ЗАДАНИЕ:
Не обновите ли отрывок исходного текста: перепишите всё от «Однажды в группе» и до самого «знаков с пробелами.», поставив «изложение» на место «диктант»?

ИСХОДНЫЙ ТЕКСТ:
Однажды в группе по усиленному изучению английского языка мы писали диктант. Я с другом получил двойку, трое других учеников – пятёрки. Выходя на перекур на перемене, мы встретили на улице туристку из Тайланда, искавшую аптеку. По-русски она не понимала, говорила по-английски. Наши отличники молчали и разводили руками. В итоге нам с другом пришлось объяснять девушке, как пройти до аптеки и на какие экскурсии лучше сходить в Москве.
Пластмассовый мир победил, мечтатели проиграли. Хотите быть свободными – оставайтесь двоечниками.
Александр Чекнин
Достаём двойные листочки, пишем репортаж
"Мир увечен, мир непрочен,
Всё сменяют суррогаты"
Тимур Шаов
Человек состоит из воды и формальностей. Журналист – не исключение. Неважно, интересный ли текст вы пишите, достаточно ли изучили тему. Главное – совершать по подвигу в день, и желательно, чтобы в подвиге было побольше знаков с пробелами.
У политиков и активистов мы спрашиваем: «Почему вы не боитесь?» У адвокатов: «Будете ли писать апелляцию?» У людей, переживших горе: «Что вы сейчас чувствуете?» Вырваться из этого Дня сурка некомфортно. Ведь чтобы придумать небанальные вопросы, нужно тратить время на подготовку.
Если мы ездим в командировки на оккупированные территории Украины, коллеги смотрят на нас косо. Ведь мы поддерживаем путинский режим и российскую армию перемещением своего тела в пространстве. На оккупированных территориях огромное количество историй про пытки, расстрелы, изнасилования – настоящее лицо войны. Но писать про это не нужно, потому что так решили судьи по этике. Судьи по этике сами обычно никуда не ездят, зато знают всё про нас с высоты морального превосходства.
«СВО» вступает в смертельную информационную схватку с «полномасштабным вторжением», «денацификация» с «деколонизацией», «бандеровский режим» с «незаконными непризнанными так называемыми пророссийскими вооружёнными формированиями». Если журналист просто пишет то, что видит, без уродливых канцеляризмов, он – предатель.

Сохранённые записи данных:
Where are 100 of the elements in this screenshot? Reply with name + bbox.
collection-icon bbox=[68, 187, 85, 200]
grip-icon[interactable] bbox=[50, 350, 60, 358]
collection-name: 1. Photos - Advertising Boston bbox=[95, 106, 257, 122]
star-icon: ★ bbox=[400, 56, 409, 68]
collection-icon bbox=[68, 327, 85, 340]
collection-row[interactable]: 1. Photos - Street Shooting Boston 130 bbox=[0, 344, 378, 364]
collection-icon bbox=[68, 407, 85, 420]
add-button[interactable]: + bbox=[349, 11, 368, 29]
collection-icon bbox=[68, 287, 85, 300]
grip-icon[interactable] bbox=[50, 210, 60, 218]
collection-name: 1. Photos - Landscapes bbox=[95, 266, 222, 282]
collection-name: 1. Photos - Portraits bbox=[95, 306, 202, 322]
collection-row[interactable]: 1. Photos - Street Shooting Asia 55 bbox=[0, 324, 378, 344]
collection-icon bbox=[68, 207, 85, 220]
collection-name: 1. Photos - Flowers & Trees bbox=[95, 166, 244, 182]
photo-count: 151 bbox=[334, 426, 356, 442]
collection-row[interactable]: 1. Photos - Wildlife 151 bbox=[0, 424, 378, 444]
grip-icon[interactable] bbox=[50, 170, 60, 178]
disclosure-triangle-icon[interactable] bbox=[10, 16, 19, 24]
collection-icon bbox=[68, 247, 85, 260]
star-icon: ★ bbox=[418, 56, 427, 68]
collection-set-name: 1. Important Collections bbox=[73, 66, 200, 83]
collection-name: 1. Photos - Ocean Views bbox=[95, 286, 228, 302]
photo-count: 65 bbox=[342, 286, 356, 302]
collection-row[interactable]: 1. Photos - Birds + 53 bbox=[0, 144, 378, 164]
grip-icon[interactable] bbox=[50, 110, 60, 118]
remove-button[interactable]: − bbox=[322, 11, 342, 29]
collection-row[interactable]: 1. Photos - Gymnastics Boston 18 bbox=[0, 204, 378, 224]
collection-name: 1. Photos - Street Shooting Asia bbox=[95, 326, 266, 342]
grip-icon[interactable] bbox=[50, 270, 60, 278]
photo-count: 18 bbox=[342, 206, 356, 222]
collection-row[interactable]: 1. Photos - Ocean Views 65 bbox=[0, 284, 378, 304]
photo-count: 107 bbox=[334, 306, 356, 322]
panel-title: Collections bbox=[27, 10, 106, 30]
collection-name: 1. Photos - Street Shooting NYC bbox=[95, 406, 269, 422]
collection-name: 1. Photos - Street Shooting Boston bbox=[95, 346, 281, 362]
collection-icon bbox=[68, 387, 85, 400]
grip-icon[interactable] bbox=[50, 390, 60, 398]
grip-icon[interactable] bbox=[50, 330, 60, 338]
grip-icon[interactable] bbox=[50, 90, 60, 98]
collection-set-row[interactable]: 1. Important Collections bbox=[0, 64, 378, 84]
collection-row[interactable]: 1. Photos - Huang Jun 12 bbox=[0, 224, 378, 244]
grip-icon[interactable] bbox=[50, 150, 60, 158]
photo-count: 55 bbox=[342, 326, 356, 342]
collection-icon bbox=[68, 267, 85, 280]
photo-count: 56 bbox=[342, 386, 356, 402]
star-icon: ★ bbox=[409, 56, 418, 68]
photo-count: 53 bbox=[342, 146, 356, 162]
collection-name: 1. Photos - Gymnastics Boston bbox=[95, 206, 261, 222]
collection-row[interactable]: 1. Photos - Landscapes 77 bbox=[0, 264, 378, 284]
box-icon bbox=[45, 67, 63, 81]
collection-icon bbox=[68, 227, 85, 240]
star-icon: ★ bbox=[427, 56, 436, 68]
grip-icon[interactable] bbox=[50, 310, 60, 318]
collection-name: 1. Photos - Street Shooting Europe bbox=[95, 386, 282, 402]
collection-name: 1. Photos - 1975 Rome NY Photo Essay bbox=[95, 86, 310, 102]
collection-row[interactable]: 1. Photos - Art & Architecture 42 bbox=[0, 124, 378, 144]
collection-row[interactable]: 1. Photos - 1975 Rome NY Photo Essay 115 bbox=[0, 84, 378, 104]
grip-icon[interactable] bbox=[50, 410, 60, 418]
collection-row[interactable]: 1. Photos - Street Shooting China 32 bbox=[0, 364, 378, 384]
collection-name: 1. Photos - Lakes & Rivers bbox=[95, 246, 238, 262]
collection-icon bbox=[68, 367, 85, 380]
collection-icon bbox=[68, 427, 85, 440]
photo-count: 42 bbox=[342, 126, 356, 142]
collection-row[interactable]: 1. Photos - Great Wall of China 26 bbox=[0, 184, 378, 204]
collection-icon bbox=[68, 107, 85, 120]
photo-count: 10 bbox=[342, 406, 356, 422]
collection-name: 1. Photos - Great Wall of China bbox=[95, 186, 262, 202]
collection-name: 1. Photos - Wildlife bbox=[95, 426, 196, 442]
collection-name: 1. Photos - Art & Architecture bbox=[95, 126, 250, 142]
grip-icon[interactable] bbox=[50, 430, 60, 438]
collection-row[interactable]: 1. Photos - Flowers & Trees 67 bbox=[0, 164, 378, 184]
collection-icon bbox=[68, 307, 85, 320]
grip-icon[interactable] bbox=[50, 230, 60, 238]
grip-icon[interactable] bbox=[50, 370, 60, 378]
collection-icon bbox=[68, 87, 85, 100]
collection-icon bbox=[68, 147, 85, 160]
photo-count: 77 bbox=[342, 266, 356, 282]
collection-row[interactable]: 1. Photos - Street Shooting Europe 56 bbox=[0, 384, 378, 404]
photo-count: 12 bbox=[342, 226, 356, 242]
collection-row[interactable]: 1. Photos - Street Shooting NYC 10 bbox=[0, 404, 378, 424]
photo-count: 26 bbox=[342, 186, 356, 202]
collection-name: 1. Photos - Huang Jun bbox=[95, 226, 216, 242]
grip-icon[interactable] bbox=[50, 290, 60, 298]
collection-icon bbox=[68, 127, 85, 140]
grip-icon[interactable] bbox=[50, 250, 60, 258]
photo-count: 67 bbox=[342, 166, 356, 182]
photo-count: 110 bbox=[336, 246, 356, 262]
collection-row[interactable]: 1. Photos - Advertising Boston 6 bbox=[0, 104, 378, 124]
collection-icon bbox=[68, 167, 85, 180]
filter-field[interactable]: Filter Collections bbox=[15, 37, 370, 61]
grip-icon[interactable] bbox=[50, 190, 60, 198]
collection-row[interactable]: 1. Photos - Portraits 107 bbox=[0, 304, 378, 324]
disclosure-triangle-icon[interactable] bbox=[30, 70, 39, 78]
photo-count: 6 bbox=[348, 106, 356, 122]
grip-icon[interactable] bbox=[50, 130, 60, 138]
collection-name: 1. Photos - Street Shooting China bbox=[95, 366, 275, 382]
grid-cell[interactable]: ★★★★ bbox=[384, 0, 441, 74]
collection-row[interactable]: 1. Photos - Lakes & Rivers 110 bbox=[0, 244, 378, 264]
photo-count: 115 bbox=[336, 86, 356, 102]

РЕЗУЛЬТАТ:
Однажды в группе по усиленному изучению английского языка мы писали изложение. Я с другом получил двойку, трое других учеников – пятёрки. Выходя на перекур на перемене, мы встретили на улице туристку из Тайланда, искавшую аптеку. По-русски она не понимала, говорила по-английски. Наши отличники молчали и разводили руками. В итоге нам с другом пришлось объяснять девушке, как пройти до аптеки и на какие экскурсии лучше сходить в Москве.
Пластмассовый мир победил, мечтатели проиграли. Хотите быть свободными – оставайтесь двоечниками.
Александр Чекнин
Достаём двойные листочки, пишем репортаж
"Мир увечен, мир непрочен,
Всё сменяют суррогаты"
Тимур Шаов
Человек состоит из воды и формальностей. Журналист – не исключение. Неважно, интересный ли текст вы пишите, достаточно ли изучили тему. Главное – совершать по подвигу в день, и желательно, чтобы в подвиге было побольше знаков с пробелами.